[Items from a data source]

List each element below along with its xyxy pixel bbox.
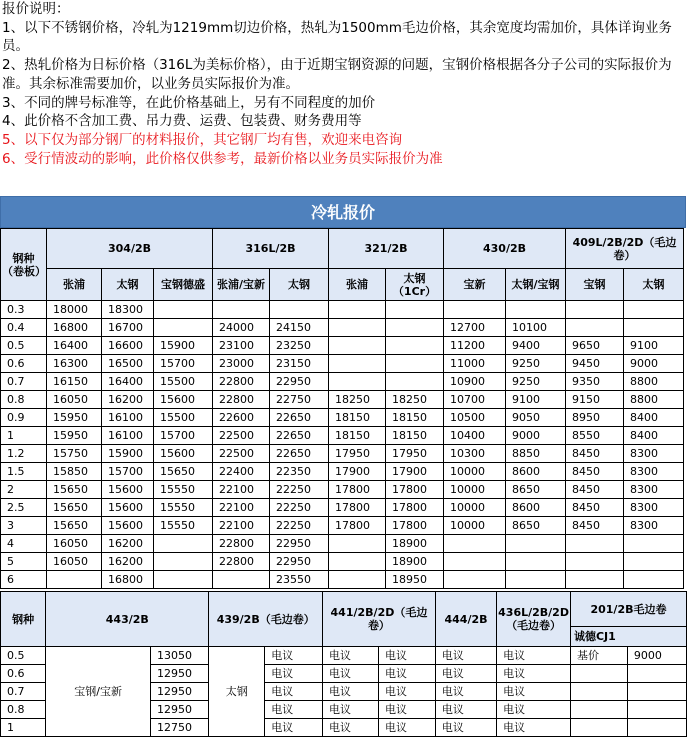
price-cell: 23550 [270,571,329,589]
sub-header: 太钢 [624,269,684,301]
table-row [1,445,684,463]
price-cell: 15550 [154,499,213,517]
price-cell: 11200 [444,337,506,355]
price-cell [566,319,624,337]
thickness-cell: 0.8 [1,701,46,719]
price-cell: 18000 [47,301,102,319]
price-cell: 8650 [506,517,566,535]
price-cell: 10500 [444,409,506,427]
price-cell [329,571,386,589]
price-cell: 12950 [150,701,208,719]
price-cell: 22800 [213,373,270,391]
price-cell [329,337,386,355]
thickness-cell: 0.9 [1,409,47,427]
price-cell: 17800 [329,517,386,535]
price-cell [566,553,624,571]
price-cell: 16100 [102,409,154,427]
price-cell: 15650 [47,517,102,535]
price-cell: 16300 [47,355,102,373]
empty-cell [570,701,627,719]
table-row [1,427,684,445]
call-cell: 电议 [435,665,496,683]
price-cell: 16800 [102,571,154,589]
price-cell: 15650 [47,481,102,499]
price-cell: 16500 [102,355,154,373]
price-cell: 8450 [566,499,624,517]
thickness-cell: 1.5 [1,463,47,481]
price-cell: 11000 [444,355,506,373]
sub-header: 太钢 [270,269,329,301]
thickness-cell: 0.8 [1,391,47,409]
empty-cell [570,683,627,701]
call-cell: 电议 [265,701,323,719]
price-cell [329,553,386,571]
cold-rolled-table [0,228,684,589]
price-cell: 15700 [154,355,213,373]
call-cell: 电议 [497,701,571,719]
header-443: 443/2B [46,592,209,647]
call-cell: 电议 [265,665,323,683]
call-cell: 电议 [265,719,323,737]
thickness-cell: 6 [1,571,47,589]
price-cell: 22250 [270,517,329,535]
price-cell [566,571,624,589]
price-cell: 12700 [444,319,506,337]
price-cell: 17800 [386,481,444,499]
table-row [1,481,684,499]
table-row [1,571,684,589]
call-cell: 电议 [497,647,571,665]
price-cell: 10000 [444,481,506,499]
call-cell: 电议 [378,683,435,701]
price-cell: 10000 [444,499,506,517]
price-cell: 9000 [624,355,684,373]
price-cell [624,571,684,589]
price-cell: 22500 [213,427,270,445]
price-cell: 16050 [47,391,102,409]
thickness-cell: 0.7 [1,683,46,701]
price-cell: 15550 [154,481,213,499]
group-316l: 316L/2B [213,229,329,269]
group-409l: 409L/2B/2D（毛边卷） [566,229,684,269]
price-cell: 10700 [444,391,506,409]
note-line-red: 5、以下仅为部分钢厂的材料报价，其它钢厂均有售，欢迎来电咨询 [2,131,403,148]
price-cell: 17800 [329,499,386,517]
price-cell: 22500 [213,445,270,463]
price-cell: 8300 [624,481,684,499]
price-cell [213,571,270,589]
sub-header-201: 诚德CJ1 [570,627,686,647]
price-cell [154,535,213,553]
call-cell: 电议 [323,665,379,683]
price-cell: 15600 [102,517,154,535]
price-cell [506,301,566,319]
price-cell: 8300 [624,445,684,463]
price-cell: 17800 [329,481,386,499]
price-cell [566,301,624,319]
sub-header: 张浦 [329,269,386,301]
price-cell [444,535,506,553]
call-cell: 电议 [323,719,379,737]
call-cell: 电议 [435,719,496,737]
cold-rolled-banner: 冷轧报价 [0,196,686,228]
sub-header: 太钢/宝钢 [506,269,566,301]
call-cell: 电议 [497,719,571,737]
price-cell: 22750 [270,391,329,409]
thickness-cell: 0.6 [1,355,47,373]
price-cell: 18150 [386,409,444,427]
price-cell: 22250 [270,499,329,517]
price-cell: 15550 [154,517,213,535]
price-cell: 15650 [154,463,213,481]
thickness-cell: 1.2 [1,445,47,463]
price-cell: 23250 [270,337,329,355]
price-cell [386,355,444,373]
group-321: 321/2B [329,229,444,269]
thickness-cell: 5 [1,553,47,571]
price-cell: 16800 [47,319,102,337]
sub-header: 宝钢 [566,269,624,301]
price-cell: 18150 [329,427,386,445]
call-cell: 电议 [378,719,435,737]
table-row [1,373,684,391]
price-cell: 8600 [506,463,566,481]
price-cell [154,553,213,571]
price-cell: 22100 [213,481,270,499]
price-cell: 15600 [154,445,213,463]
price-cell: 16050 [47,553,102,571]
price-cell: 18250 [329,391,386,409]
price-cell: 22250 [270,481,329,499]
price-cell: 22100 [213,517,270,535]
price-cell [624,319,684,337]
header-436l: 436L/2B/2D（毛边卷） [497,592,571,647]
price-cell [386,373,444,391]
price-cell: 8400 [624,409,684,427]
price-cell: 9050 [506,409,566,427]
mill-cell: 太钢 [209,647,265,737]
price-cell: 23000 [213,355,270,373]
note-line: 3、不同的牌号标准等，在此价格基础上，另有不同程度的加价 [2,94,376,111]
price-cell: 8950 [566,409,624,427]
table-row [1,319,684,337]
price-cell: 8450 [566,463,624,481]
price-cell: 9150 [566,391,624,409]
price-cell [154,301,213,319]
price-cell [329,301,386,319]
price-cell: 16050 [47,535,102,553]
sub-header: 太钢（1Cr） [386,269,444,301]
base-label: 基价 [570,647,627,665]
note-line: 4、此价格不含加工费、吊力费、运费、包装费、财务费用等 [2,113,362,130]
price-cell: 16200 [102,391,154,409]
thickness-cell: 0.7 [1,373,47,391]
price-cell: 18150 [386,427,444,445]
price-cell: 22650 [270,409,329,427]
price-cell: 22650 [270,445,329,463]
price-cell: 22400 [213,463,270,481]
price-cell: 22100 [213,499,270,517]
empty-cell [627,701,686,719]
thickness-cell: 3 [1,517,47,535]
table-row [1,499,684,517]
price-cell: 16150 [47,373,102,391]
header-444: 444/2B [435,592,496,647]
price-cell: 23150 [270,355,329,373]
table-row [1,301,684,319]
empty-cell [570,665,627,683]
empty-cell [627,665,686,683]
price-cell: 8300 [624,517,684,535]
note-line: 1、以下不锈钢价格，冷轧为1219mm切边价格，热轧为1500mm毛边价格，其余宽度均需加价，具体详询业务员。 [2,19,672,55]
price-cell: 8600 [506,499,566,517]
table-row [1,517,684,535]
price-cell [213,301,270,319]
price-cell: 10300 [444,445,506,463]
price-cell [329,373,386,391]
price-cell: 15750 [47,445,102,463]
price-cell: 8800 [624,391,684,409]
price-cell [506,553,566,571]
price-cell: 10100 [506,319,566,337]
price-cell: 22950 [270,553,329,571]
price-cell: 17950 [386,445,444,463]
thickness-cell: 0.5 [1,647,46,665]
table-row [1,355,684,373]
price-cell: 16200 [102,553,154,571]
thickness-header: 钢种（卷板） [1,229,47,301]
price-cell [386,337,444,355]
price-cell: 24150 [270,319,329,337]
price-cell [444,301,506,319]
call-cell: 电议 [323,701,379,719]
price-cell: 10900 [444,373,506,391]
price-cell: 12950 [150,665,208,683]
call-cell: 电议 [378,647,435,665]
price-notes [0,0,687,196]
price-cell: 8850 [506,445,566,463]
call-cell: 电议 [378,665,435,683]
sub-header: 太钢 [102,269,154,301]
price-cell: 17900 [386,463,444,481]
price-cell: 18150 [329,409,386,427]
thickness-cell: 0.4 [1,319,47,337]
price-cell [47,571,102,589]
price-cell [270,301,329,319]
price-cell: 15650 [47,499,102,517]
base-value: 9000 [627,647,686,665]
empty-cell [627,719,686,737]
price-cell: 9400 [506,337,566,355]
sub-header: 张浦/宝新 [213,269,270,301]
price-cell [566,535,624,553]
price-cell: 8450 [566,445,624,463]
header-201: 201/2B毛边卷 [570,592,686,627]
price-cell: 15950 [47,427,102,445]
table-row [1,409,684,427]
price-cell: 9000 [506,427,566,445]
empty-cell [570,719,627,737]
price-cell: 13050 [150,647,208,665]
price-cell: 16700 [102,319,154,337]
price-cell [624,535,684,553]
notes-title: 报价说明： [2,1,70,17]
call-cell: 电议 [435,647,496,665]
price-cell: 10000 [444,517,506,535]
price-cell [506,571,566,589]
price-cell: 22800 [213,553,270,571]
price-cell: 22800 [213,391,270,409]
price-cell [444,553,506,571]
price-cell: 9100 [506,391,566,409]
price-cell: 9650 [566,337,624,355]
thickness-cell: 1 [1,719,46,737]
price-cell: 8400 [624,427,684,445]
call-cell: 电议 [497,665,571,683]
price-cell [386,301,444,319]
price-cell: 22950 [270,373,329,391]
table-row [1,535,684,553]
price-cell: 9250 [506,373,566,391]
price-cell: 17900 [329,463,386,481]
table-row [1,463,684,481]
price-cell [624,301,684,319]
price-cell: 8300 [624,499,684,517]
price-cell: 22950 [270,535,329,553]
call-cell: 电议 [378,701,435,719]
price-cell: 8550 [566,427,624,445]
call-cell: 电议 [265,647,323,665]
price-cell [444,571,506,589]
table-row [1,647,687,665]
price-cell: 24000 [213,319,270,337]
price-cell [154,319,213,337]
price-cell: 18900 [386,535,444,553]
thickness-cell: 1 [1,427,47,445]
thickness-cell: 2 [1,481,47,499]
price-cell [329,355,386,373]
price-cell: 18900 [386,553,444,571]
price-cell: 15600 [154,391,213,409]
price-cell: 9350 [566,373,624,391]
call-cell: 电议 [435,683,496,701]
price-cell: 18250 [386,391,444,409]
note-line-red: 6、受行情波动的影响，此价格仅供参考，最新价格以业务员实际报价为准 [2,150,443,167]
call-cell: 电议 [435,701,496,719]
price-cell: 22350 [270,463,329,481]
other-grades-table [0,591,687,737]
price-cell [329,319,386,337]
header-439: 439/2B（毛边卷） [209,592,323,647]
price-cell: 22650 [270,427,329,445]
price-cell: 10400 [444,427,506,445]
price-cell: 9250 [506,355,566,373]
price-cell: 17950 [329,445,386,463]
price-cell: 15500 [154,409,213,427]
thickness-cell: 0.3 [1,301,47,319]
price-cell [624,553,684,571]
thickness-cell: 2.5 [1,499,47,517]
price-cell: 15600 [102,481,154,499]
note-line: 2、热轧价格为日标价格（316L为美标价格），由于近期宝钢资源的问题，宝钢价格根据各分子公司的实际报价为准。其余标准需要加价，以业务员实际报价为准。 [2,57,672,92]
price-cell: 8450 [566,481,624,499]
price-cell: 15700 [102,463,154,481]
sub-header: 宝新 [444,269,506,301]
price-cell: 18950 [386,571,444,589]
steel-header: 钢种 [1,592,46,647]
price-cell: 9100 [624,337,684,355]
price-cell: 22600 [213,409,270,427]
call-cell: 电议 [497,683,571,701]
price-cell: 15850 [47,463,102,481]
price-cell: 8450 [566,517,624,535]
price-cell: 17800 [386,517,444,535]
mill-cell: 宝钢/宝新 [46,647,151,737]
table-row [1,337,684,355]
price-cell [506,535,566,553]
thickness-cell: 0.5 [1,337,47,355]
price-cell: 17800 [386,499,444,517]
price-cell: 15500 [154,373,213,391]
thickness-cell: 4 [1,535,47,553]
price-cell: 15700 [154,427,213,445]
price-cell: 8650 [506,481,566,499]
empty-cell [627,683,686,701]
price-cell: 15900 [154,337,213,355]
price-cell: 22800 [213,535,270,553]
price-cell: 8300 [624,463,684,481]
call-cell: 电议 [323,683,379,701]
price-cell: 16200 [102,535,154,553]
price-cell: 16100 [102,427,154,445]
sub-header: 张浦 [47,269,102,301]
thickness-cell: 0.6 [1,665,46,683]
price-cell: 9450 [566,355,624,373]
price-cell: 18300 [102,301,154,319]
header-441: 441/2B/2D（毛边卷） [323,592,436,647]
price-cell: 23100 [213,337,270,355]
group-304: 304/2B [47,229,213,269]
price-cell: 15950 [47,409,102,427]
price-cell [154,571,213,589]
price-cell [386,319,444,337]
call-cell: 电议 [265,683,323,701]
call-cell: 电议 [323,647,379,665]
price-cell: 15600 [102,499,154,517]
group-430: 430/2B [444,229,566,269]
price-cell: 8800 [624,373,684,391]
price-cell: 10000 [444,463,506,481]
price-cell: 12750 [150,719,208,737]
price-cell: 16600 [102,337,154,355]
price-cell: 12950 [150,683,208,701]
price-cell: 15900 [102,445,154,463]
table-row [1,391,684,409]
sub-header: 宝钢德盛 [154,269,213,301]
price-cell: 16400 [47,337,102,355]
price-cell: 16400 [102,373,154,391]
table-row [1,553,684,571]
price-cell [329,535,386,553]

PROBLEM TO WORK ON: Rename "price-cell" to "price-entry" in the data from the line with "price-cell: 23550 [270,571,329,589]" up to and including the line with "price-cell: 22800 [213,373,270,391]". Reproduce those lines with everything else unchanged.

RESULT OF THE EXERCISE:
price-entry: 23550 [270,571,329,589]
sub-header: 太钢 [624,269,684,301]
table-row [1,445,684,463]
price-entry: 15550 [154,499,213,517]
price-entry: 11200 [444,337,506,355]
price-entry [566,319,624,337]
thickness-cell: 0.8 [1,701,46,719]
price-entry: 18000 [47,301,102,319]
price-entry: 8650 [506,517,566,535]
price-entry: 10500 [444,409,506,427]
price-entry [329,571,386,589]
price-entry: 12950 [150,701,208,719]
price-entry: 22800 [213,373,270,391]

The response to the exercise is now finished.